What is asked:
Word for word, retype every entry in the listing.

-- Entries start --

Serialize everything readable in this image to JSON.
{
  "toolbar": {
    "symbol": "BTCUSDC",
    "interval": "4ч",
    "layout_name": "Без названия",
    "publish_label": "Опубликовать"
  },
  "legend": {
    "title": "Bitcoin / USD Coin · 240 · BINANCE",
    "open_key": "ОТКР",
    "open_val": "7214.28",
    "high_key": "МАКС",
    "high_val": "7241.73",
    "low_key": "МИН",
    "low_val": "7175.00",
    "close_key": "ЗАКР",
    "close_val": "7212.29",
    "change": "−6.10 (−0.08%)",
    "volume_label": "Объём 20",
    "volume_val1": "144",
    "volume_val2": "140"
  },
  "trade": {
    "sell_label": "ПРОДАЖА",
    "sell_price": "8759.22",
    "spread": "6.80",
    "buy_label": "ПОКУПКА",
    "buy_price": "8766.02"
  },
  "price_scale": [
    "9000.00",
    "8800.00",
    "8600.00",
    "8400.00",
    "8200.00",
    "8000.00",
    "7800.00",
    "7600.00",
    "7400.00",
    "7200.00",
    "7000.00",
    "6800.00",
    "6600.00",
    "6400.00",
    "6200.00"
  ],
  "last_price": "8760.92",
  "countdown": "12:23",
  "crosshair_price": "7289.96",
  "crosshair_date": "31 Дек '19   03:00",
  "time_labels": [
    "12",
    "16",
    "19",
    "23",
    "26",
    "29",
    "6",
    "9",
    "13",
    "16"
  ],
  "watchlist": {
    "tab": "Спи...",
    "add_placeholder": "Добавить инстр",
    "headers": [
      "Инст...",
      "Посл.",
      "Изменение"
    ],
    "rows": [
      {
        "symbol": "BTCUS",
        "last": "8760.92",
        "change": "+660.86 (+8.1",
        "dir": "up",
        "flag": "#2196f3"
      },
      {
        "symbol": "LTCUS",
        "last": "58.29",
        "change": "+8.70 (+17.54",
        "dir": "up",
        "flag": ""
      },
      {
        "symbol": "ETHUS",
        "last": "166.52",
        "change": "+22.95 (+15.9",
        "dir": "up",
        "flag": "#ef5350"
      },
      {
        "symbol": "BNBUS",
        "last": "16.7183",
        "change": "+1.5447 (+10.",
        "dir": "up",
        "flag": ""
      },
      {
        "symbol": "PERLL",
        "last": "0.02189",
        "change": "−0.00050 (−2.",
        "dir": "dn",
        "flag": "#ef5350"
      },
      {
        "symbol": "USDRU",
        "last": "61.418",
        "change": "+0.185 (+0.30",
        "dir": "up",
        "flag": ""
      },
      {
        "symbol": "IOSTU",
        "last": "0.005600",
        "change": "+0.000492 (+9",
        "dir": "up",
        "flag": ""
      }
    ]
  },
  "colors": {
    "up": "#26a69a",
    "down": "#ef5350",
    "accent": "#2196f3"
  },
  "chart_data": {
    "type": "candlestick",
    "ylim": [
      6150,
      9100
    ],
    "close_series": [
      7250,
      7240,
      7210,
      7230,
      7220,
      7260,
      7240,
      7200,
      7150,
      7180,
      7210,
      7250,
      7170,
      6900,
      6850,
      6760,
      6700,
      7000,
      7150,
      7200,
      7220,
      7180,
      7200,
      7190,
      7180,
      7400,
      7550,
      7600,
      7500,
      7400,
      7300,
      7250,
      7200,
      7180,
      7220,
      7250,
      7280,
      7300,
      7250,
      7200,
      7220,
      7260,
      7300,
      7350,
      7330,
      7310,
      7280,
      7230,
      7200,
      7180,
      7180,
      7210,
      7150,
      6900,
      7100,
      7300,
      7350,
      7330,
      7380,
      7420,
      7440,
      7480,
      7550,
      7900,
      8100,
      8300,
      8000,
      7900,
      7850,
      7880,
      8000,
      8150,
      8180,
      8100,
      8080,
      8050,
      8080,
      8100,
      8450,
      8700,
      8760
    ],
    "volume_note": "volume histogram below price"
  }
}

-- Entries end --

The solution:
Serialize everything readable in this image to JSON.
{
  "toolbar": {
    "symbol": "BTCUSDC",
    "interval": "4ч",
    "layout_name": "Без названия",
    "publish_label": "Опубликовать"
  },
  "legend": {
    "title": "Bitcoin / USD Coin · 240 · BINANCE",
    "open_key": "ОТКР",
    "open_val": "7214.28",
    "high_key": "МАКС",
    "high_val": "7241.73",
    "low_key": "МИН",
    "low_val": "7175.00",
    "close_key": "ЗАКР",
    "close_val": "7212.29",
    "change": "−6.10 (−0.08%)",
    "volume_label": "Объём 20",
    "volume_val1": "144",
    "volume_val2": "140"
  },
  "trade": {
    "sell_label": "ПРОДАЖА",
    "sell_price": "8759.22",
    "spread": "6.80",
    "buy_label": "ПОКУПКА",
    "buy_price": "8766.02"
  },
  "price_scale": [
    "9000.00",
    "8800.00",
    "8600.00",
    "8400.00",
    "8200.00",
    "8000.00",
    "7800.00",
    "7600.00",
    "7400.00",
    "7200.00",
    "7000.00",
    "6800.00",
    "6600.00",
    "6400.00",
    "6200.00"
  ],
  "last_price": "8760.92",
  "countdown": "12:23",
  "crosshair_price": "7289.96",
  "crosshair_date": "31 Дек '19   03:00",
  "time_labels": [
    "12",
    "16",
    "19",
    "23",
    "26",
    "29",
    "6",
    "9",
    "13",
    "16"
  ],
  "watchlist": {
    "tab": "Спи...",
    "add_placeholder": "Добавить инстр",
    "headers": [
      "Инст...",
      "Посл.",
      "Изменение"
    ],
    "rows": [
      {
        "symbol": "BTCUS",
        "last": "8760.92",
        "change": "+660.86 (+8.1",
        "dir": "up",
        "flag": "#2196f3"
      },
      {
        "symbol": "LTCUS",
        "last": "58.29",
        "change": "+8.70 (+17.54",
        "dir": "up",
        "flag": ""
      },
      {
        "symbol": "ETHUS",
        "last": "166.52",
        "change": "+22.95 (+15.9",
        "dir": "up",
        "flag": "#ef5350"
      },
      {
        "symbol": "BNBUS",
        "last": "16.7183",
        "change": "+1.5447 (+10.",
        "dir": "up",
        "flag": ""
      },
      {
        "symbol": "PERLL",
        "last": "0.02189",
        "change": "−0.00050 (−2.",
        "dir": "dn",
        "flag": "#ef5350"
      },
      {
        "symbol": "USDRU",
        "last": "61.418",
        "change": "+0.185 (+0.30",
        "dir": "up",
        "flag": ""
      },
      {
        "symbol": "IOSTU",
        "last": "0.005600",
        "change": "+0.000492 (+9",
        "dir": "up",
        "flag": ""
      }
    ]
  },
  "colors": {
    "up": "#26a69a",
    "down": "#ef5350",
    "accent": "#2196f3"
  },
  "chart_data": {
    "type": "candlestick",
    "ylim": [
      6150,
      9100
    ],
    "close_series": [
      7250,
      7240,
      7210,
      7230,
      7220,
      7260,
      7240,
      7200,
      7150,
      7180,
      7210,
      7250,
      7170,
      6900,
      6850,
      6760,
      6700,
      7000,
      7150,
      7200,
      7220,
      7180,
      7200,
      7190,
      7180,
      7400,
      7550,
      7600,
      7500,
      7400,
      7300,
      7250,
      7200,
      7180,
      7220,
      7250,
      7280,
      7300,
      7250,
      7200,
      7220,
      7260,
      7300,
      7350,
      7330,
      7310,
      7280,
      7230,
      7200,
      7180,
      7180,
      7210,
      7150,
      6900,
      7100,
      7300,
      7350,
      7330,
      7380,
      7420,
      7440,
      7480,
      7550,
      7900,
      8100,
      8300,
      8000,
      7900,
      7850,
      7880,
      8000,
      8150,
      8180,
      8100,
      8080,
      8050,
      8080,
      8100,
      8450,
      8700,
      8760
    ],
    "volume_note": "volume histogram below price"
  }
}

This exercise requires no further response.